**Source records:**
::::::::

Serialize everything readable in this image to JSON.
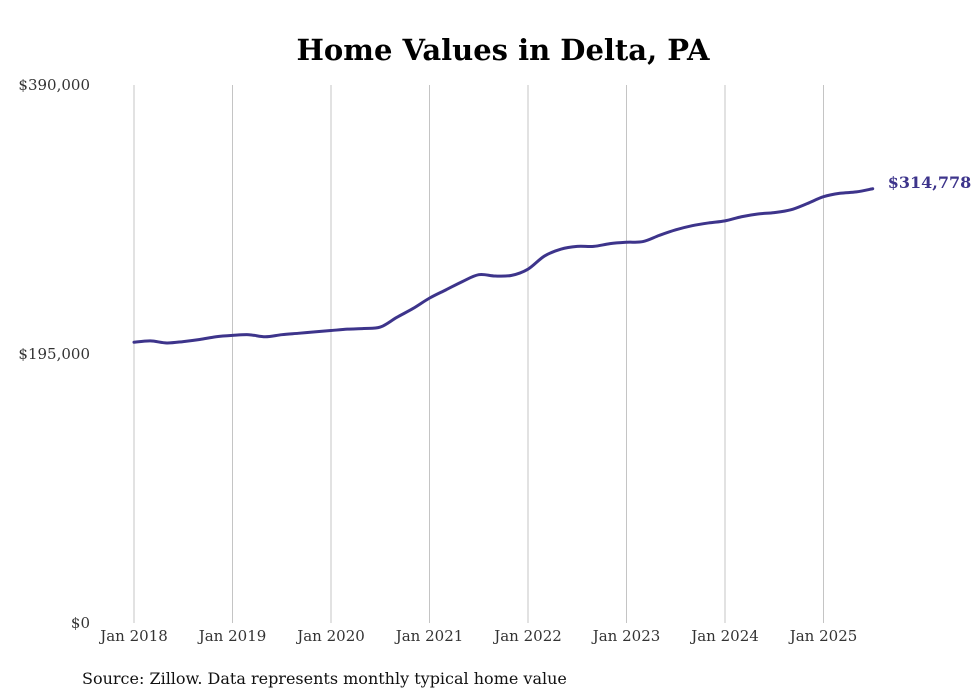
{
  "chart_data": {
    "type": "line",
    "title": "Home Values in Delta, PA",
    "source": "Source: Zillow. Data represents monthly typical home value",
    "ylim": [
      0,
      390000
    ],
    "y_ticks": [
      {
        "value": 390000,
        "label": "$390,000"
      },
      {
        "value": 195000,
        "label": "$195,000"
      },
      {
        "value": 0,
        "label": "$0"
      }
    ],
    "x_ticks": [
      {
        "value": "2018-01",
        "label": "Jan 2018"
      },
      {
        "value": "2019-01",
        "label": "Jan 2019"
      },
      {
        "value": "2020-01",
        "label": "Jan 2020"
      },
      {
        "value": "2021-01",
        "label": "Jan 2021"
      },
      {
        "value": "2022-01",
        "label": "Jan 2022"
      },
      {
        "value": "2023-01",
        "label": "Jan 2023"
      },
      {
        "value": "2024-01",
        "label": "Jan 2024"
      },
      {
        "value": "2025-01",
        "label": "Jan 2025"
      }
    ],
    "grid": "vertical",
    "line_color": "#3d348b",
    "end_label": "$314,778",
    "series": [
      {
        "points": [
          [
            "2018-01",
            203500
          ],
          [
            "2018-03",
            204500
          ],
          [
            "2018-05",
            203000
          ],
          [
            "2018-07",
            204000
          ],
          [
            "2018-09",
            205500
          ],
          [
            "2018-11",
            207500
          ],
          [
            "2019-01",
            208500
          ],
          [
            "2019-03",
            209000
          ],
          [
            "2019-05",
            207500
          ],
          [
            "2019-07",
            209000
          ],
          [
            "2019-09",
            210000
          ],
          [
            "2019-11",
            211000
          ],
          [
            "2020-01",
            212000
          ],
          [
            "2020-03",
            213000
          ],
          [
            "2020-05",
            213500
          ],
          [
            "2020-07",
            214500
          ],
          [
            "2020-09",
            221500
          ],
          [
            "2020-11",
            228000
          ],
          [
            "2021-01",
            235500
          ],
          [
            "2021-03",
            241500
          ],
          [
            "2021-05",
            247500
          ],
          [
            "2021-07",
            252500
          ],
          [
            "2021-09",
            251500
          ],
          [
            "2021-11",
            252000
          ],
          [
            "2022-01",
            256500
          ],
          [
            "2022-03",
            266000
          ],
          [
            "2022-05",
            271000
          ],
          [
            "2022-07",
            273000
          ],
          [
            "2022-09",
            273000
          ],
          [
            "2022-11",
            275000
          ],
          [
            "2023-01",
            276000
          ],
          [
            "2023-03",
            276500
          ],
          [
            "2023-05",
            281000
          ],
          [
            "2023-07",
            285000
          ],
          [
            "2023-09",
            288000
          ],
          [
            "2023-11",
            290000
          ],
          [
            "2024-01",
            291500
          ],
          [
            "2024-03",
            294500
          ],
          [
            "2024-05",
            296500
          ],
          [
            "2024-07",
            297500
          ],
          [
            "2024-09",
            299500
          ],
          [
            "2024-11",
            304000
          ],
          [
            "2025-01",
            309000
          ],
          [
            "2025-03",
            311500
          ],
          [
            "2025-05",
            312500
          ],
          [
            "2025-07",
            314778
          ]
        ]
      }
    ]
  }
}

::::::::

**Short task:**
Write out the entries above word for word. Do not include the pictures.

**Final answer:**
Serialize everything readable in this image to JSON.
{
  "chart_data": {
    "type": "line",
    "title": "Home Values in Delta, PA",
    "source": "Source: Zillow. Data represents monthly typical home value",
    "ylim": [
      0,
      390000
    ],
    "y_ticks": [
      {
        "value": 390000,
        "label": "$390,000"
      },
      {
        "value": 195000,
        "label": "$195,000"
      },
      {
        "value": 0,
        "label": "$0"
      }
    ],
    "x_ticks": [
      {
        "value": "2018-01",
        "label": "Jan 2018"
      },
      {
        "value": "2019-01",
        "label": "Jan 2019"
      },
      {
        "value": "2020-01",
        "label": "Jan 2020"
      },
      {
        "value": "2021-01",
        "label": "Jan 2021"
      },
      {
        "value": "2022-01",
        "label": "Jan 2022"
      },
      {
        "value": "2023-01",
        "label": "Jan 2023"
      },
      {
        "value": "2024-01",
        "label": "Jan 2024"
      },
      {
        "value": "2025-01",
        "label": "Jan 2025"
      }
    ],
    "grid": "vertical",
    "line_color": "#3d348b",
    "end_label": "$314,778",
    "series": [
      {
        "points": [
          [
            "2018-01",
            203500
          ],
          [
            "2018-03",
            204500
          ],
          [
            "2018-05",
            203000
          ],
          [
            "2018-07",
            204000
          ],
          [
            "2018-09",
            205500
          ],
          [
            "2018-11",
            207500
          ],
          [
            "2019-01",
            208500
          ],
          [
            "2019-03",
            209000
          ],
          [
            "2019-05",
            207500
          ],
          [
            "2019-07",
            209000
          ],
          [
            "2019-09",
            210000
          ],
          [
            "2019-11",
            211000
          ],
          [
            "2020-01",
            212000
          ],
          [
            "2020-03",
            213000
          ],
          [
            "2020-05",
            213500
          ],
          [
            "2020-07",
            214500
          ],
          [
            "2020-09",
            221500
          ],
          [
            "2020-11",
            228000
          ],
          [
            "2021-01",
            235500
          ],
          [
            "2021-03",
            241500
          ],
          [
            "2021-05",
            247500
          ],
          [
            "2021-07",
            252500
          ],
          [
            "2021-09",
            251500
          ],
          [
            "2021-11",
            252000
          ],
          [
            "2022-01",
            256500
          ],
          [
            "2022-03",
            266000
          ],
          [
            "2022-05",
            271000
          ],
          [
            "2022-07",
            273000
          ],
          [
            "2022-09",
            273000
          ],
          [
            "2022-11",
            275000
          ],
          [
            "2023-01",
            276000
          ],
          [
            "2023-03",
            276500
          ],
          [
            "2023-05",
            281000
          ],
          [
            "2023-07",
            285000
          ],
          [
            "2023-09",
            288000
          ],
          [
            "2023-11",
            290000
          ],
          [
            "2024-01",
            291500
          ],
          [
            "2024-03",
            294500
          ],
          [
            "2024-05",
            296500
          ],
          [
            "2024-07",
            297500
          ],
          [
            "2024-09",
            299500
          ],
          [
            "2024-11",
            304000
          ],
          [
            "2025-01",
            309000
          ],
          [
            "2025-03",
            311500
          ],
          [
            "2025-05",
            312500
          ],
          [
            "2025-07",
            314778
          ]
        ]
      }
    ]
  }
}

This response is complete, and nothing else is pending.